■ **What to work on**:
Output the material below in its entirety, exactly as given.

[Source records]
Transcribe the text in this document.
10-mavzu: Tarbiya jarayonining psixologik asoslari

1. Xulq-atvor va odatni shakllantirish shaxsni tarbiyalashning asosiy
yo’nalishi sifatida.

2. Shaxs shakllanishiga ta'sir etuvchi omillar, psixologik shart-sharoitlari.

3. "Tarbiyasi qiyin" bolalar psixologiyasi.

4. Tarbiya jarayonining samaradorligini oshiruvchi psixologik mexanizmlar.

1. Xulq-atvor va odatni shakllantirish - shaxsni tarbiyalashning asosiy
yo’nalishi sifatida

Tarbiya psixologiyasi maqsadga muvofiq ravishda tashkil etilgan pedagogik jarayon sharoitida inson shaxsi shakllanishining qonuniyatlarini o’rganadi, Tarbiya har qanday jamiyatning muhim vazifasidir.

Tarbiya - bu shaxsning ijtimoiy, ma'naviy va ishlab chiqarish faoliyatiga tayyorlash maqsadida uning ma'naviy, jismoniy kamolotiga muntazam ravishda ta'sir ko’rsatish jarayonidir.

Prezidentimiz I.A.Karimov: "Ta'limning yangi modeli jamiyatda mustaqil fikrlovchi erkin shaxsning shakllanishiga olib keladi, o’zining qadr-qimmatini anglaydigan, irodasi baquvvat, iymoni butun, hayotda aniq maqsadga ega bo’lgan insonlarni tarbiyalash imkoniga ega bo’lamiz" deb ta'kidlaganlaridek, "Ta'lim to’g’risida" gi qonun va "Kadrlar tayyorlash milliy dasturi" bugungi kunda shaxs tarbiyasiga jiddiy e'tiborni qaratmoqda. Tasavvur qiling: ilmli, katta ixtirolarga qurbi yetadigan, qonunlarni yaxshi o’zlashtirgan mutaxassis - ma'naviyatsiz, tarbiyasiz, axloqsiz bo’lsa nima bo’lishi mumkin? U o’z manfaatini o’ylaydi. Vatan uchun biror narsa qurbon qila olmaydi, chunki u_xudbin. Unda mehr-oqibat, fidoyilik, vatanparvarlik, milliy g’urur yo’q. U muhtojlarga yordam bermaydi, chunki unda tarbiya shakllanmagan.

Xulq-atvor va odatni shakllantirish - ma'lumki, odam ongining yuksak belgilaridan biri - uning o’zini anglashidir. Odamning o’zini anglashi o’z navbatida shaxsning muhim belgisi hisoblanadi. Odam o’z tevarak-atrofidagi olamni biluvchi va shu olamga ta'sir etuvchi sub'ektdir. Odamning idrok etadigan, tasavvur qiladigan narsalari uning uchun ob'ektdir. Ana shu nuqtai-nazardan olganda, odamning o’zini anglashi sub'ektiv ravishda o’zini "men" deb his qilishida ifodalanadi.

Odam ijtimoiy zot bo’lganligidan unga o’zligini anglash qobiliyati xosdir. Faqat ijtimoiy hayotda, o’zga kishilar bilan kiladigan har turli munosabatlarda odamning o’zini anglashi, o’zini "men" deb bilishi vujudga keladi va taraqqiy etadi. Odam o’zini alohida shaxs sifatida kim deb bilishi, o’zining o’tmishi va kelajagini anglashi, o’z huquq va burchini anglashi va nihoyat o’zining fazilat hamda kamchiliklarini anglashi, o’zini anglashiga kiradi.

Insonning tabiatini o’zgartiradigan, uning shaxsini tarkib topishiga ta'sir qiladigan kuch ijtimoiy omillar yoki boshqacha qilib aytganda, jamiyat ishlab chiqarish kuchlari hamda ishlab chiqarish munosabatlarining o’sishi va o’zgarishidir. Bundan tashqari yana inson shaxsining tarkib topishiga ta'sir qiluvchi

■ **Problem solution**:
Transcribe the text in this document.
10-mavzu: Tarbiya jarayonining psixologik asoslari

1. Xulq-atvor va odatni shakllantirish shaxsni tarbiyalashning asosiy
yo’nalishi sifatida.

2. Shaxs shakllanishiga ta'sir etuvchi omillar, psixologik shart-sharoitlari.

3. "Tarbiyasi qiyin" bolalar psixologiyasi.

4. Tarbiya jarayonining samaradorligini oshiruvchi psixologik mexanizmlar.

1. Xulq-atvor va odatni shakllantirish - shaxsni tarbiyalashning asosiy
yo’nalishi sifatida

Tarbiya psixologiyasi maqsadga muvofiq ravishda tashkil etilgan pedagogik jarayon sharoitida inson shaxsi shakllanishining qonuniyatlarini o’rganadi, Tarbiya har qanday jamiyatning muhim vazifasidir.

Tarbiya - bu shaxsning ijtimoiy, ma'naviy va ishlab chiqarish faoliyatiga tayyorlash maqsadida uning ma'naviy, jismoniy kamolotiga muntazam ravishda ta'sir ko’rsatish jarayonidir.

Prezidentimiz I.A.Karimov: "Ta'limning yangi modeli jamiyatda mustaqil fikrlovchi erkin shaxsning shakllanishiga olib keladi, o’zining qadr-qimmatini anglaydigan, irodasi baquvvat, iymoni butun, hayotda aniq maqsadga ega bo’lgan insonlarni tarbiyalash imkoniga ega bo’lamiz" deb ta'kidlaganlaridek, "Ta'lim to’g’risida" gi qonun va "Kadrlar tayyorlash milliy dasturi" bugungi kunda shaxs tarbiyasiga jiddiy e'tiborni qaratmoqda. Tasavvur qiling: ilmli, katta ixtirolarga qurbi yetadigan, qonunlarni yaxshi o’zlashtirgan mutaxassis - ma'naviyatsiz, tarbiyasiz, axloqsiz bo’lsa nima bo’lishi mumkin? U o’z manfaatini o’ylaydi. Vatan uchun biror narsa qurbon qila olmaydi, chunki u_xudbin. Unda mehr-oqibat, fidoyilik, vatanparvarlik, milliy g’urur yo’q. U muhtojlarga yordam bermaydi, chunki unda tarbiya shakllanmagan.

Xulq-atvor va odatni shakllantirish - ma'lumki, odam ongining yuksak belgilaridan biri - uning o’zini anglashidir. Odamning o’zini anglashi o’z navbatida shaxsning muhim belgisi hisoblanadi. Odam o’z tevarak-atrofidagi olamni biluvchi va shu olamga ta'sir etuvchi sub'ektdir. Odamning idrok etadigan, tasavvur qiladigan narsalari uning uchun ob'ektdir. Ana shu nuqtai-nazardan olganda, odamning o’zini anglashi sub'ektiv ravishda o’zini "men" deb his qilishida ifodalanadi.

Odam ijtimoiy zot bo’lganligidan unga o’zligini anglash qobiliyati xosdir. Faqat ijtimoiy hayotda, o’zga kishilar bilan kiladigan har turli munosabatlarda odamning o’zini anglashi, o’zini "men" deb bilishi vujudga keladi va taraqqiy etadi. Odam o’zini alohida shaxs sifatida kim deb bilishi, o’zining o’tmishi va kelajagini anglashi, o’z huquq va burchini anglashi va nihoyat o’zining fazilat hamda kamchiliklarini anglashi, o’zini anglashiga kiradi.

Insonning tabiatini o’zgartiradigan, uning shaxsini tarkib topishiga ta'sir qiladigan kuch ijtimoiy omillar yoki boshqacha qilib aytganda, jamiyat ishlab chiqarish kuchlari hamda ishlab chiqarish munosabatlarining o’sishi va o’zgarishidir. Bundan tashqari yana inson shaxsining tarkib topishiga ta'sir qiluvchi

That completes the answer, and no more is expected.